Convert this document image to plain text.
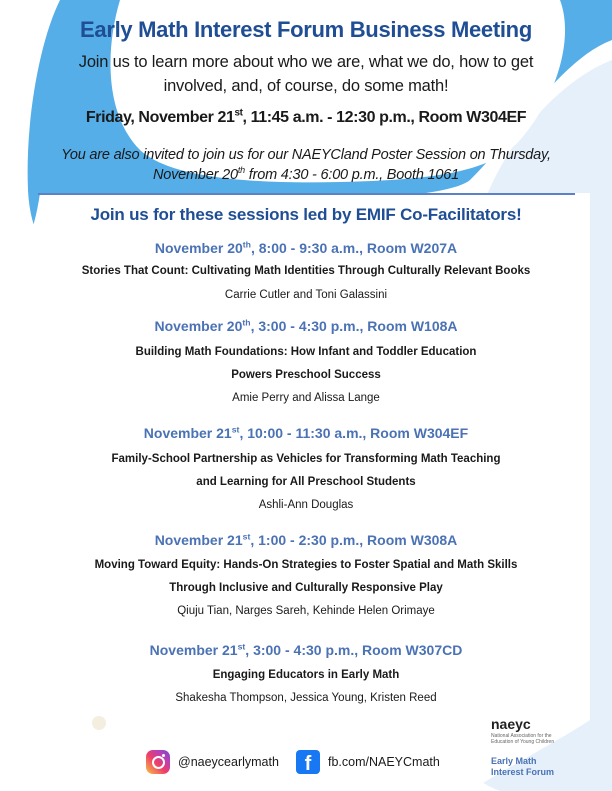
Early Math Interest Forum Business Meeting
Join us to learn more about who we are, what we do, how to get
involved, and, of course, do some math!
Friday, November 21st, 11:45 a.m. - 12:30 p.m., Room W304EF
You are also invited to join us for our NAEYCland Poster Session on Thursday,
November 20th from 4:30 - 6:00 p.m., Booth 1061
Join us for these sessions led by EMIF Co-Facilitators!
November 20th, 8:00 - 9:30 a.m., Room W207A
Stories That Count: Cultivating Math Identities Through Culturally Relevant Books
Carrie Cutler and Toni Galassini
November 20th, 3:00 - 4:30 p.m., Room W108A
Building Math Foundations: How Infant and Toddler Education
Powers Preschool Success
Amie Perry and Alissa Lange
November 21st, 10:00 - 11:30 a.m., Room W304EF
Family-School Partnership as Vehicles for Transforming Math Teaching
and Learning for All Preschool Students
Ashli-Ann Douglas
November 21st, 1:00 - 2:30 p.m., Room W308A
Moving Toward Equity: Hands-On Strategies to Foster Spatial and Math Skills
Through Inclusive and Culturally Responsive Play
Qiuju Tian, Narges Sareh, Kehinde Helen Orimaye
November 21st, 3:00 - 4:30 p.m., Room W307CD
Engaging Educators in Early Math
Shakesha Thompson, Jessica Young, Kristen Reed
@naeycearlymath	f	fb.com/NAEYCmath
naeyc
National Association for the
Education of Young Children
Early Math
Interest Forum
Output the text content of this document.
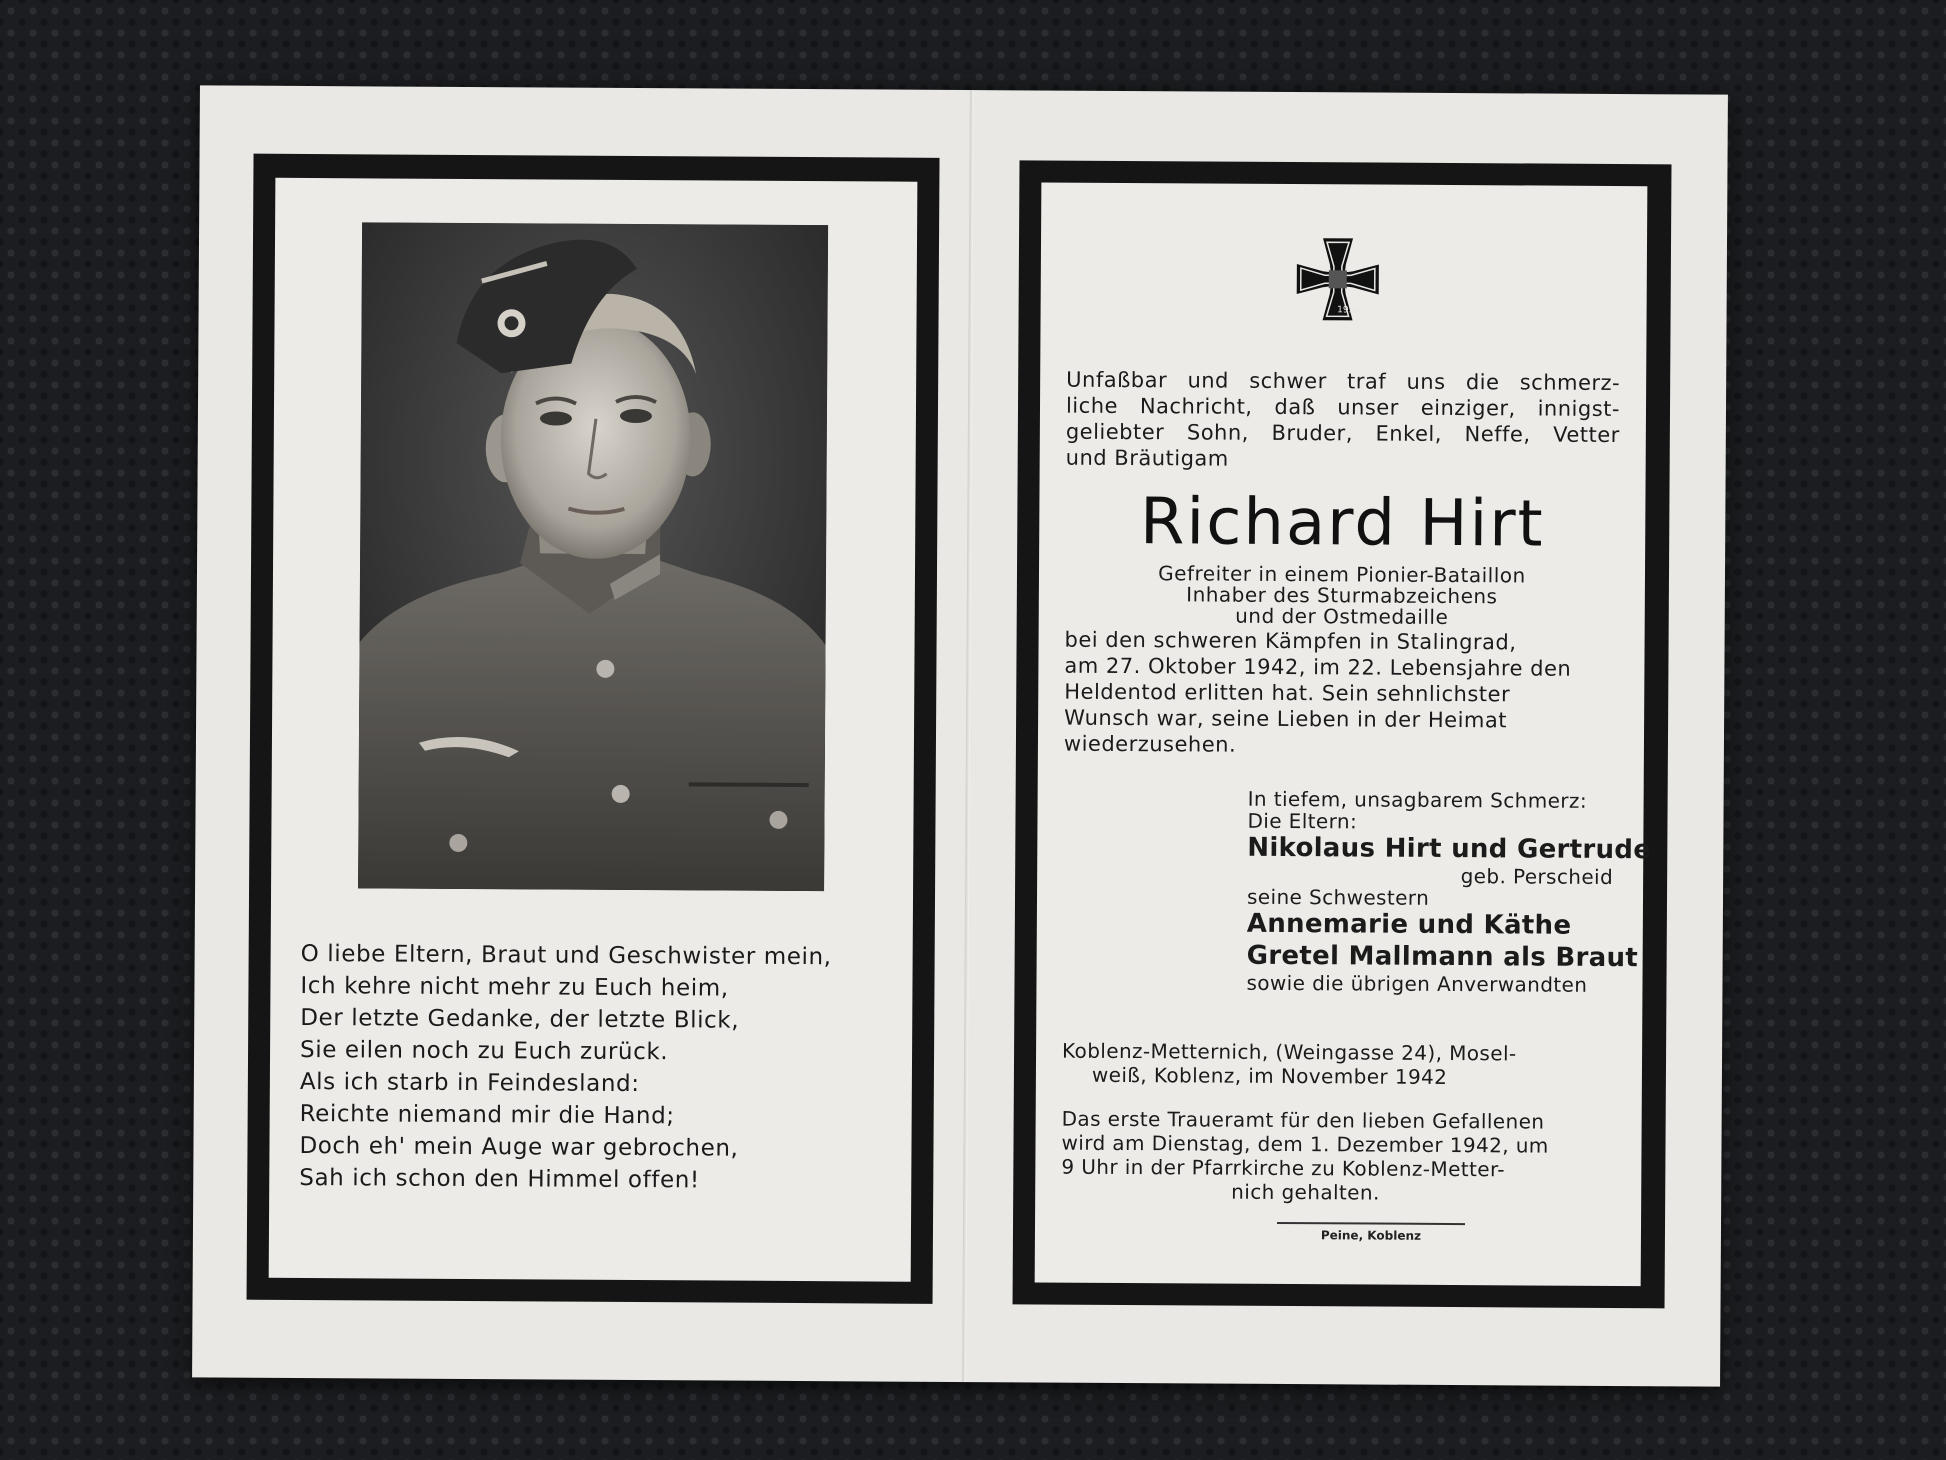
O liebe Eltern, Braut und Geschwister mein,
Ich kehre nicht mehr zu Euch heim,
Der letzte Gedanke, der letzte Blick,
Sie eilen noch zu Euch zurück.
Als ich starb in Feindesland:
Reichte niemand mir die Hand;
Doch eh' mein Auge war gebrochen,
Sah ich schon den Himmel offen!
1939
Unfaßbar und schwer traf uns die schmerz-
liche Nachricht, daß unser einziger, innigst-
geliebter Sohn, Bruder, Enkel, Neffe, Vetter
und Bräutigam
Richard Hirt
Gefreiter in einem Pionier-Bataillon
Inhaber des Sturmabzeichens
und der Ostmedaille
bei den schweren Kämpfen in Stalingrad,
am 27. Oktober 1942, im 22. Lebensjahre den
Heldentod erlitten hat. Sein sehnlichster
Wunsch war, seine Lieben in der Heimat
wiederzusehen.
In tiefem, unsagbarem Schmerz:
Die Eltern:
Nikolaus Hirt und Gertrude
geb. Perscheid
seine Schwestern
Annemarie und Käthe
Gretel Mallmann als Braut
sowie die übrigen Anverwandten
Koblenz-Metternich, (Weingasse 24), Mosel-
weiß, Koblenz, im November 1942
Das erste Traueramt für den lieben Gefallenen
wird am Dienstag, dem 1. Dezember 1942, um
9 Uhr in der Pfarrkirche zu Koblenz-Metter-
nich gehalten.
Peine, Koblenz
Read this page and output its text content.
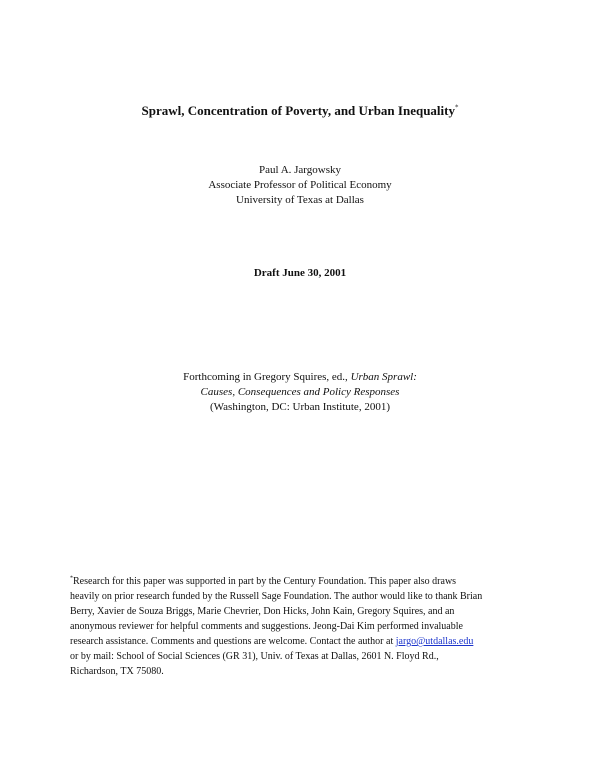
Sprawl, Concentration of Poverty, and Urban Inequality*
Paul A. Jargowsky
Associate Professor of Political Economy
University of Texas at Dallas
Draft June 30, 2001
Forthcoming in Gregory Squires, ed., Urban Sprawl:
Causes, Consequences and Policy Responses
(Washington, DC: Urban Institute, 2001)
*Research for this paper was supported in part by the Century Foundation. This paper also draws
heavily on prior research funded by the Russell Sage Foundation. The author would like to thank Brian
Berry, Xavier de Souza Briggs, Marie Chevrier, Don Hicks, John Kain, Gregory Squires, and an
anonymous reviewer for helpful comments and suggestions. Jeong-Dai Kim performed invaluable
research assistance. Comments and questions are welcome. Contact the author at jargo@utdallas.edu
or by mail: School of Social Sciences (GR 31), Univ. of Texas at Dallas, 2601 N. Floyd Rd.,
Richardson, TX 75080.
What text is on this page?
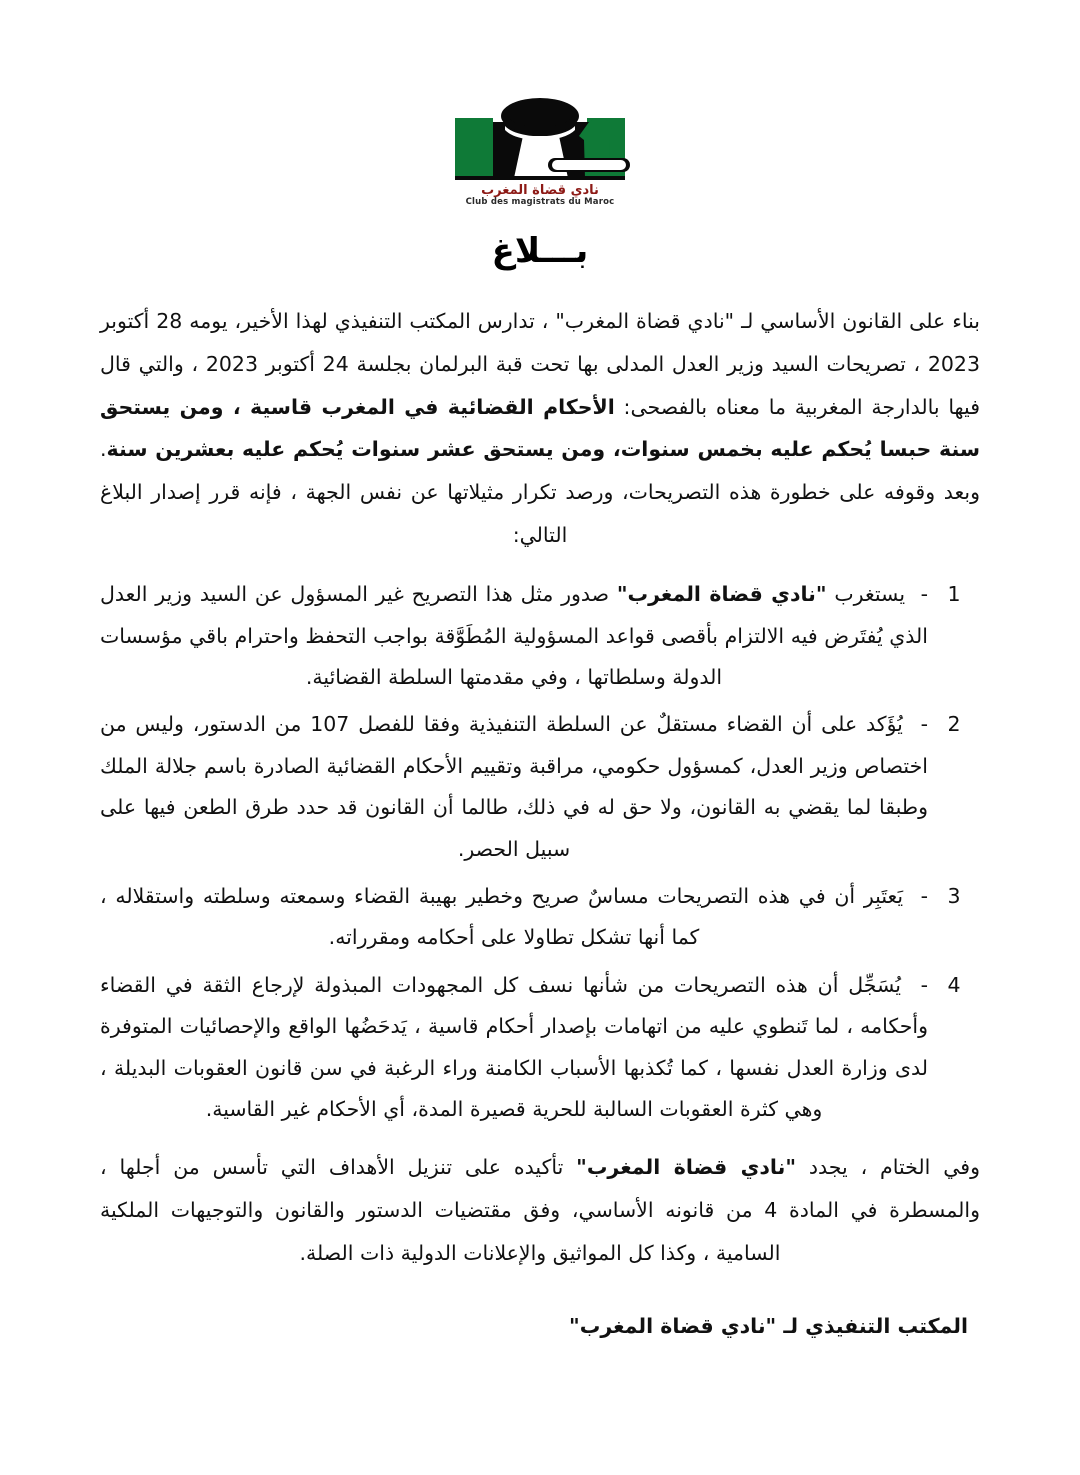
نادي قضاة المغرب
Club des magistrats du Maroc
بـــلاغ

بناء على القانون الأساسي لـ "نادي قضاة المغرب" ، تدارس المكتب التنفيذي لهذا الأخير، يومه 28 أكتوبر 2023 ، تصريحات السيد وزير العدل المدلى بها تحت قبة البرلمان بجلسة 24 أكتوبر 2023 ، والتي قال فيها بالدارجة المغربية ما معناه بالفصحى: الأحكام القضائية في المغرب قاسية ، ومن يستحق سنة حبسا يُحكم عليه بخمس سنوات، ومن يستحق عشر سنوات يُحكم عليه بعشرين سنة. وبعد وقوفه على خطورة هذه التصريحات، ورصد تكرار مثيلاتها عن نفس الجهة ، فإنه قرر إصدار البلاغ التالي:

1
-  يستغرب "نادي قضاة المغرب" صدور مثل هذا التصريح غير المسؤول عن السيد وزير العدل الذي يُفتَرض فيه الالتزام بأقصى قواعد المسؤولية المُطَوَّقة بواجب التحفظ واحترام باقي مؤسسات الدولة وسلطاتها ، وفي مقدمتها السلطة القضائية.
2
-  يُؤَكد على أن القضاء مستقلٌ عن السلطة التنفيذية وفقا للفصل 107 من الدستور، وليس من اختصاص وزير العدل، كمسؤول حكومي، مراقبة وتقييم الأحكام القضائية الصادرة باسم جلالة الملك وطبقا لما يقضي به القانون، ولا حق له في ذلك، طالما أن القانون قد حدد طرق الطعن فيها على سبيل الحصر.
3
-  يَعتَبِر أن في هذه التصريحات مساسٌ صريح وخطير بهيبة القضاء وسمعته وسلطته واستقلاله ، كما أنها تشكل تطاولا على أحكامه ومقرراته.
4
-  يُسَجِّل أن هذه التصريحات من شأنها نسف كل المجهودات المبذولة لإرجاع الثقة في القضاء وأحكامه ، لما تَنطوي عليه من اتهامات بإصدار أحكام قاسية ، يَدحَضُها الواقع والإحصائيات المتوفرة لدى وزارة العدل نفسها ، كما تُكذبها الأسباب الكامنة وراء الرغبة في سن قانون العقوبات البديلة ، وهي كثرة العقوبات السالبة للحرية قصيرة المدة، أي الأحكام غير القاسية.
وفي الختام ، يجدد "نادي قضاة المغرب" تأكيده على تنزيل الأهداف التي تأسس من أجلها ، والمسطرة في المادة 4 من قانونه الأساسي، وفق مقتضيات الدستور والقانون والتوجيهات الملكية السامية ، وكذا كل المواثيق والإعلانات الدولية ذات الصلة.
المكتب التنفيذي لـ "نادي قضاة المغرب"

= = = = = = =

> _Your instructions_: Exclude the pictures and repeat every other part of the records word for word.

> _Correct output_:
Convert this document image to plain text.
Early Math Interest Forum Business Meeting
Join us to learn more about who we are, what we do, how to get
involved, and, of course, do some math!
Friday, November 21st, 11:45 a.m. - 12:30 p.m., Room W304EF
You are also invited to join us for our NAEYCland Poster Session on Thursday,
November 20th from 4:30 - 6:00 p.m., Booth 1061
Join us for these sessions led by EMIF Co-Facilitators!
November 20th, 8:00 - 9:30 a.m., Room W207A
Stories That Count: Cultivating Math Identities Through Culturally Relevant Books
Carrie Cutler and Toni Galassini
November 20th, 3:00 - 4:30 p.m., Room W108A
Building Math Foundations: How Infant and Toddler Education
Powers Preschool Success
Amie Perry and Alissa Lange
November 21st, 10:00 - 11:30 a.m., Room W304EF
Family-School Partnership as Vehicles for Transforming Math Teaching
and Learning for All Preschool Students
Ashli-Ann Douglas
November 21st, 1:00 - 2:30 p.m., Room W308A
Moving Toward Equity: Hands-On Strategies to Foster Spatial and Math Skills
Through Inclusive and Culturally Responsive Play
Qiuju Tian, Narges Sareh, Kehinde Helen Orimaye
November 21st, 3:00 - 4:30 p.m., Room W307CD
Engaging Educators in Early Math
Shakesha Thompson, Jessica Young, Kristen Reed
@naeycearlymath	f	fb.com/NAEYCmath
naeyc
National Association for the
Education of Young Children
Early Math
Interest Forum
Output the text content of this document.
O liebe Eltern, Braut und Geschwister mein,
Ich kehre nicht mehr zu Euch heim,
Der letzte Gedanke, der letzte Blick,
Sie eilen noch zu Euch zurück.
Als ich starb in Feindesland:
Reichte niemand mir die Hand;
Doch eh' mein Auge war gebrochen,
Sah ich schon den Himmel offen!
1939
Unfaßbar und schwer traf uns die schmerz-
liche Nachricht, daß unser einziger, innigst-
geliebter Sohn, Bruder, Enkel, Neffe, Vetter
und Bräutigam
Richard Hirt
Gefreiter in einem Pionier-Bataillon
Inhaber des Sturmabzeichens
und der Ostmedaille
bei den schweren Kämpfen in Stalingrad,
am 27. Oktober 1942, im 22. Lebensjahre den
Heldentod erlitten hat. Sein sehnlichster
Wunsch war, seine Lieben in der Heimat
wiederzusehen.
In tiefem, unsagbarem Schmerz:
Die Eltern:
Nikolaus Hirt und Gertrude
geb. Perscheid
seine Schwestern
Annemarie und Käthe
Gretel Mallmann als Braut
sowie die übrigen Anverwandten
Koblenz-Metternich, (Weingasse 24), Mosel-
weiß, Koblenz, im November 1942
Das erste Traueramt für den lieben Gefallenen
wird am Dienstag, dem 1. Dezember 1942, um
9 Uhr in der Pfarrkirche zu Koblenz-Metter-
nich gehalten.
Peine, Koblenz
Read this page and output its text content.
Sprawl, Concentration of Poverty, and Urban Inequality*
Paul A. Jargowsky
Associate Professor of Political Economy
University of Texas at Dallas
Draft June 30, 2001
Forthcoming in Gregory Squires, ed., Urban Sprawl:
Causes, Consequences and Policy Responses
(Washington, DC: Urban Institute, 2001)
*Research for this paper was supported in part by the Century Foundation. This paper also draws
heavily on prior research funded by the Russell Sage Foundation. The author would like to thank Brian
Berry, Xavier de Souza Briggs, Marie Chevrier, Don Hicks, John Kain, Gregory Squires, and an
anonymous reviewer for helpful comments and suggestions. Jeong-Dai Kim performed invaluable
research assistance. Comments and questions are welcome. Contact the author at jargo@utdallas.edu
or by mail: School of Social Sciences (GR 31), Univ. of Texas at Dallas, 2601 N. Floyd Rd.,
Richardson, TX 75080.
What text is on this page?
نادي قضاة المغرب
Club des magistrats du Maroc
بـــلاغ

بناء على القانون الأساسي لـ "نادي قضاة المغرب" ، تدارس المكتب التنفيذي لهذا الأخير، يومه 28 أكتوبر 2023 ، تصريحات السيد وزير العدل المدلى بها تحت قبة البرلمان بجلسة 24 أكتوبر 2023 ، والتي قال فيها بالدارجة المغربية ما معناه بالفصحى: الأحكام القضائية في المغرب قاسية ، ومن يستحق سنة حبسا يُحكم عليه بخمس سنوات، ومن يستحق عشر سنوات يُحكم عليه بعشرين سنة. وبعد وقوفه على خطورة هذه التصريحات، ورصد تكرار مثيلاتها عن نفس الجهة ، فإنه قرر إصدار البلاغ التالي:

1
-  يستغرب "نادي قضاة المغرب" صدور مثل هذا التصريح غير المسؤول عن السيد وزير العدل الذي يُفتَرض فيه الالتزام بأقصى قواعد المسؤولية المُطَوَّقة بواجب التحفظ واحترام باقي مؤسسات الدولة وسلطاتها ، وفي مقدمتها السلطة القضائية.
2
-  يُؤَكد على أن القضاء مستقلٌ عن السلطة التنفيذية وفقا للفصل 107 من الدستور، وليس من اختصاص وزير العدل، كمسؤول حكومي، مراقبة وتقييم الأحكام القضائية الصادرة باسم جلالة الملك وطبقا لما يقضي به القانون، ولا حق له في ذلك، طالما أن القانون قد حدد طرق الطعن فيها على سبيل الحصر.
3
-  يَعتَبِر أن في هذه التصريحات مساسٌ صريح وخطير بهيبة القضاء وسمعته وسلطته واستقلاله ، كما أنها تشكل تطاولا على أحكامه ومقرراته.
4
-  يُسَجِّل أن هذه التصريحات من شأنها نسف كل المجهودات المبذولة لإرجاع الثقة في القضاء وأحكامه ، لما تَنطوي عليه من اتهامات بإصدار أحكام قاسية ، يَدحَضُها الواقع والإحصائيات المتوفرة لدى وزارة العدل نفسها ، كما تُكذبها الأسباب الكامنة وراء الرغبة في سن قانون العقوبات البديلة ، وهي كثرة العقوبات السالبة للحرية قصيرة المدة، أي الأحكام غير القاسية.
وفي الختام ، يجدد "نادي قضاة المغرب" تأكيده على تنزيل الأهداف التي تأسس من أجلها ، والمسطرة في المادة 4 من قانونه الأساسي، وفق مقتضيات الدستور والقانون والتوجيهات الملكية السامية ، وكذا كل المواثيق والإعلانات الدولية ذات الصلة.
المكتب التنفيذي لـ "نادي قضاة المغرب"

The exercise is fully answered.